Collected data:

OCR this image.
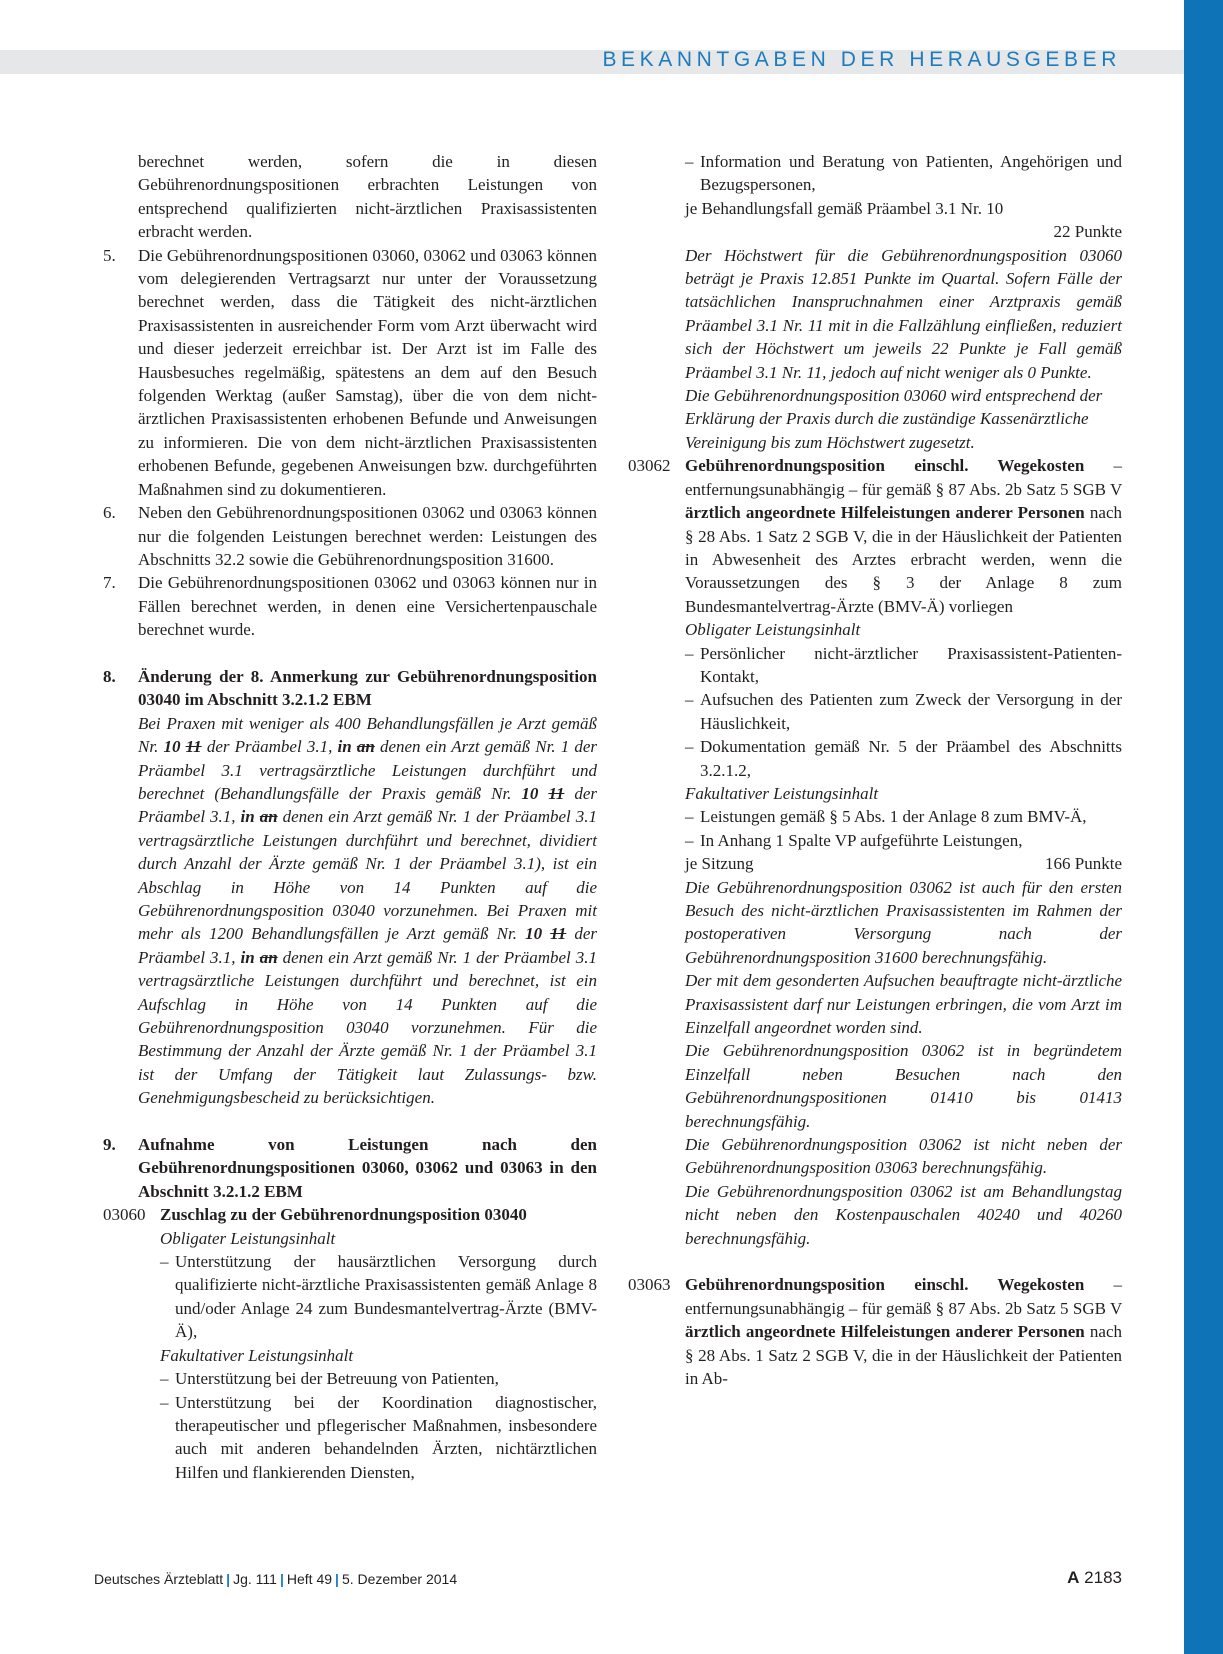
BEKANNTGABEN DER HERAUSGEBER
berechnet werden, sofern die in diesen Gebührenordnungspositionen erbrachten Leistungen von entsprechend qualifizierten nicht-ärztlichen Praxisassistenten erbracht werden.
5. Die Gebührenordnungspositionen 03060, 03062 und 03063 können vom delegierenden Vertragsarzt nur unter der Voraussetzung berechnet werden, dass die Tätigkeit des nicht-ärztlichen Praxisassistenten in ausreichender Form vom Arzt überwacht wird und dieser jederzeit erreichbar ist. Der Arzt ist im Falle des Hausbesuches regelmäßig, spätestens an dem auf den Besuch folgenden Werktag (außer Samstag), über die von dem nicht-ärztlichen Praxisassistenten erhobenen Befunde und Anweisungen zu informieren. Die von dem nicht-ärztlichen Praxisassistenten erhobenen Befunde, gegebenen Anweisungen bzw. durchgeführten Maßnahmen sind zu dokumentieren.
6. Neben den Gebührenordnungspositionen 03062 und 03063 können nur die folgenden Leistungen berechnet werden: Leistungen des Abschnitts 32.2 sowie die Gebührenordnungsposition 31600.
7. Die Gebührenordnungspositionen 03062 und 03063 können nur in Fällen berechnet werden, in denen eine Versichertenpauschale berechnet wurde.
8. Änderung der 8. Anmerkung zur Gebührenordnungsposition 03040 im Abschnitt 3.2.1.2 EBM
Bei Praxen mit weniger als 400 Behandlungsfällen je Arzt gemäß Nr. 10 11 der Präambel 3.1, in an denen ein Arzt gemäß Nr. 1 der Präambel 3.1 vertragsärztliche Leistungen durchführt und berechnet (Behandlungsfälle der Praxis gemäß Nr. 10 11 der Präambel 3.1, in an denen ein Arzt gemäß Nr. 1 der Präambel 3.1 vertragsärztliche Leistungen durchführt und berechnet, dividiert durch Anzahl der Ärzte gemäß Nr. 1 der Präambel 3.1), ist ein Abschlag in Höhe von 14 Punkten auf die Gebührenordnungsposition 03040 vorzunehmen. Bei Praxen mit mehr als 1200 Behandlungsfällen je Arzt gemäß Nr. 10 11 der Präambel 3.1, in an denen ein Arzt gemäß Nr. 1 der Präambel 3.1 vertragsärztliche Leistungen durchführt und berechnet, ist ein Aufschlag in Höhe von 14 Punkten auf die Gebührenordnungsposition 03040 vorzunehmen. Für die Bestimmung der Anzahl der Ärzte gemäß Nr. 1 der Präambel 3.1 ist der Umfang der Tätigkeit laut Zulassungs- bzw. Genehmigungsbescheid zu berücksichtigen.
9. Aufnahme von Leistungen nach den Gebührenordnungspositionen 03060, 03062 und 03063 in den Abschnitt 3.2.1.2 EBM
03060 Zuschlag zu der Gebührenordnungsposition 03040
Obligater Leistungsinhalt
– Unterstützung der hausärztlichen Versorgung durch qualifizierte nicht-ärztliche Praxisassistenten gemäß Anlage 8 und/oder Anlage 24 zum Bundesmantelvertrag-Ärzte (BMV-Ä),
Fakultativer Leistungsinhalt
– Unterstützung bei der Betreuung von Patienten,
– Unterstützung bei der Koordination diagnostischer, therapeutischer und pflegerischer Maßnahmen, insbesondere auch mit anderen behandelnden Ärzten, nichtärztlichen Hilfen und flankierenden Diensten,
– Information und Beratung von Patienten, Angehörigen und Bezugspersonen,
je Behandlungsfall gemäß Präambel 3.1 Nr. 10
22 Punkte
Der Höchstwert für die Gebührenordnungsposition 03060 beträgt je Praxis 12.851 Punkte im Quartal. Sofern Fälle der tatsächlichen Inanspruchnahmen einer Arztpraxis gemäß Präambel 3.1 Nr. 11 mit in die Fallzählung einfließen, reduziert sich der Höchstwert um jeweils 22 Punkte je Fall gemäß Präambel 3.1 Nr. 11, jedoch auf nicht weniger als 0 Punkte.
Die Gebührenordnungsposition 03060 wird entsprechend der Erklärung der Praxis durch die zuständige Kassenärztliche Vereinigung bis zum Höchstwert zugesetzt.
03062 Gebührenordnungsposition einschl. Wegekosten – entfernungsunabhängig – für gemäß § 87 Abs. 2b Satz 5 SGB V ärztlich angeordnete Hilfeleistungen anderer Personen nach § 28 Abs. 1 Satz 2 SGB V, die in der Häuslichkeit der Patienten in Abwesenheit des Arztes erbracht werden, wenn die Voraussetzungen des § 3 der Anlage 8 zum Bundesmantelvertrag-Ärzte (BMV-Ä) vorliegen
Obligater Leistungsinhalt
– Persönlicher nicht-ärztlicher Praxisassistent-Patienten-Kontakt,
– Aufsuchen des Patienten zum Zweck der Versorgung in der Häuslichkeit,
– Dokumentation gemäß Nr. 5 der Präambel des Abschnitts 3.2.1.2,
Fakultativer Leistungsinhalt
– Leistungen gemäß § 5 Abs. 1 der Anlage 8 zum BMV-Ä,
– In Anhang 1 Spalte VP aufgeführte Leistungen,
je Sitzung	166 Punkte
Die Gebührenordnungsposition 03062 ist auch für den ersten Besuch des nicht-ärztlichen Praxisassistenten im Rahmen der postoperativen Versorgung nach der Gebührenordnungsposition 31600 berechnungsfähig.
Der mit dem gesonderten Aufsuchen beauftragte nicht-ärztliche Praxisassistent darf nur Leistungen erbringen, die vom Arzt im Einzelfall angeordnet worden sind.
Die Gebührenordnungsposition 03062 ist in begründetem Einzelfall neben Besuchen nach den Gebührenordnungspositionen 01410 bis 01413 berechnungsfähig.
Die Gebührenordnungsposition 03062 ist nicht neben der Gebührenordnungsposition 03063 berechnungsfähig.
Die Gebührenordnungsposition 03062 ist am Behandlungstag nicht neben den Kostenpauschalen 40240 und 40260 berechnungsfähig.
03063 Gebührenordnungsposition einschl. Wegekosten – entfernungsunabhängig – für gemäß § 87 Abs. 2b Satz 5 SGB V ärztlich angeordnete Hilfeleistungen anderer Personen nach § 28 Abs. 1 Satz 2 SGB V, die in der Häuslichkeit der Patienten in Ab-
Deutsches Ärzteblatt | Jg. 111 | Heft 49 | 5. Dezember 2014	A 2183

— Exercise task —
Copy every record above exactly, leaving out the pictures.

— Answer to this task —
OCR this image.
BEKANNTGABEN DER HERAUSGEBER
berechnet werden, sofern die in diesen Gebührenordnungspositionen erbrachten Leistungen von entsprechend qualifizierten nicht-ärztlichen Praxisassistenten erbracht werden.
5. Die Gebührenordnungspositionen 03060, 03062 und 03063 können vom delegierenden Vertragsarzt nur unter der Voraussetzung berechnet werden, dass die Tätigkeit des nicht-ärztlichen Praxisassistenten in ausreichender Form vom Arzt überwacht wird und dieser jederzeit erreichbar ist. Der Arzt ist im Falle des Hausbesuches regelmäßig, spätestens an dem auf den Besuch folgenden Werktag (außer Samstag), über die von dem nicht-ärztlichen Praxisassistenten erhobenen Befunde und Anweisungen zu informieren. Die von dem nicht-ärztlichen Praxisassistenten erhobenen Befunde, gegebenen Anweisungen bzw. durchgeführten Maßnahmen sind zu dokumentieren.
6. Neben den Gebührenordnungspositionen 03062 und 03063 können nur die folgenden Leistungen berechnet werden: Leistungen des Abschnitts 32.2 sowie die Gebührenordnungsposition 31600.
7. Die Gebührenordnungspositionen 03062 und 03063 können nur in Fällen berechnet werden, in denen eine Versichertenpauschale berechnet wurde.
8. Änderung der 8. Anmerkung zur Gebührenordnungsposition 03040 im Abschnitt 3.2.1.2 EBM
Bei Praxen mit weniger als 400 Behandlungsfällen je Arzt gemäß Nr. 10 11 der Präambel 3.1, in an denen ein Arzt gemäß Nr. 1 der Präambel 3.1 vertragsärztliche Leistungen durchführt und berechnet (Behandlungsfälle der Praxis gemäß Nr. 10 11 der Präambel 3.1, in an denen ein Arzt gemäß Nr. 1 der Präambel 3.1 vertragsärztliche Leistungen durchführt und berechnet, dividiert durch Anzahl der Ärzte gemäß Nr. 1 der Präambel 3.1), ist ein Abschlag in Höhe von 14 Punkten auf die Gebührenordnungsposition 03040 vorzunehmen. Bei Praxen mit mehr als 1200 Behandlungsfällen je Arzt gemäß Nr. 10 11 der Präambel 3.1, in an denen ein Arzt gemäß Nr. 1 der Präambel 3.1 vertragsärztliche Leistungen durchführt und berechnet, ist ein Aufschlag in Höhe von 14 Punkten auf die Gebührenordnungsposition 03040 vorzunehmen. Für die Bestimmung der Anzahl der Ärzte gemäß Nr. 1 der Präambel 3.1 ist der Umfang der Tätigkeit laut Zulassungs- bzw. Genehmigungsbescheid zu berücksichtigen.
9. Aufnahme von Leistungen nach den Gebührenordnungspositionen 03060, 03062 und 03063 in den Abschnitt 3.2.1.2 EBM
03060 Zuschlag zu der Gebührenordnungsposition 03040
Obligater Leistungsinhalt
– Unterstützung der hausärztlichen Versorgung durch qualifizierte nicht-ärztliche Praxisassistenten gemäß Anlage 8 und/oder Anlage 24 zum Bundesmantelvertrag-Ärzte (BMV-Ä),
Fakultativer Leistungsinhalt
– Unterstützung bei der Betreuung von Patienten,
– Unterstützung bei der Koordination diagnostischer, therapeutischer und pflegerischer Maßnahmen, insbesondere auch mit anderen behandelnden Ärzten, nichtärztlichen Hilfen und flankierenden Diensten,
– Information und Beratung von Patienten, Angehörigen und Bezugspersonen,
je Behandlungsfall gemäß Präambel 3.1 Nr. 10
22 Punkte
Der Höchstwert für die Gebührenordnungsposition 03060 beträgt je Praxis 12.851 Punkte im Quartal. Sofern Fälle der tatsächlichen Inanspruchnahmen einer Arztpraxis gemäß Präambel 3.1 Nr. 11 mit in die Fallzählung einfließen, reduziert sich der Höchstwert um jeweils 22 Punkte je Fall gemäß Präambel 3.1 Nr. 11, jedoch auf nicht weniger als 0 Punkte.
Die Gebührenordnungsposition 03060 wird entsprechend der Erklärung der Praxis durch die zuständige Kassenärztliche Vereinigung bis zum Höchstwert zugesetzt.
03062 Gebührenordnungsposition einschl. Wegekosten – entfernungsunabhängig – für gemäß § 87 Abs. 2b Satz 5 SGB V ärztlich angeordnete Hilfeleistungen anderer Personen nach § 28 Abs. 1 Satz 2 SGB V, die in der Häuslichkeit der Patienten in Abwesenheit des Arztes erbracht werden, wenn die Voraussetzungen des § 3 der Anlage 8 zum Bundesmantelvertrag-Ärzte (BMV-Ä) vorliegen
Obligater Leistungsinhalt
– Persönlicher nicht-ärztlicher Praxisassistent-Patienten-Kontakt,
– Aufsuchen des Patienten zum Zweck der Versorgung in der Häuslichkeit,
– Dokumentation gemäß Nr. 5 der Präambel des Abschnitts 3.2.1.2,
Fakultativer Leistungsinhalt
– Leistungen gemäß § 5 Abs. 1 der Anlage 8 zum BMV-Ä,
– In Anhang 1 Spalte VP aufgeführte Leistungen,
je Sitzung	166 Punkte
Die Gebührenordnungsposition 03062 ist auch für den ersten Besuch des nicht-ärztlichen Praxisassistenten im Rahmen der postoperativen Versorgung nach der Gebührenordnungsposition 31600 berechnungsfähig.
Der mit dem gesonderten Aufsuchen beauftragte nicht-ärztliche Praxisassistent darf nur Leistungen erbringen, die vom Arzt im Einzelfall angeordnet worden sind.
Die Gebührenordnungsposition 03062 ist in begründetem Einzelfall neben Besuchen nach den Gebührenordnungspositionen 01410 bis 01413 berechnungsfähig.
Die Gebührenordnungsposition 03062 ist nicht neben der Gebührenordnungsposition 03063 berechnungsfähig.
Die Gebührenordnungsposition 03062 ist am Behandlungstag nicht neben den Kostenpauschalen 40240 und 40260 berechnungsfähig.
03063 Gebührenordnungsposition einschl. Wegekosten – entfernungsunabhängig – für gemäß § 87 Abs. 2b Satz 5 SGB V ärztlich angeordnete Hilfeleistungen anderer Personen nach § 28 Abs. 1 Satz 2 SGB V, die in der Häuslichkeit der Patienten in Ab-
Deutsches Ärzteblatt | Jg. 111 | Heft 49 | 5. Dezember 2014	A 2183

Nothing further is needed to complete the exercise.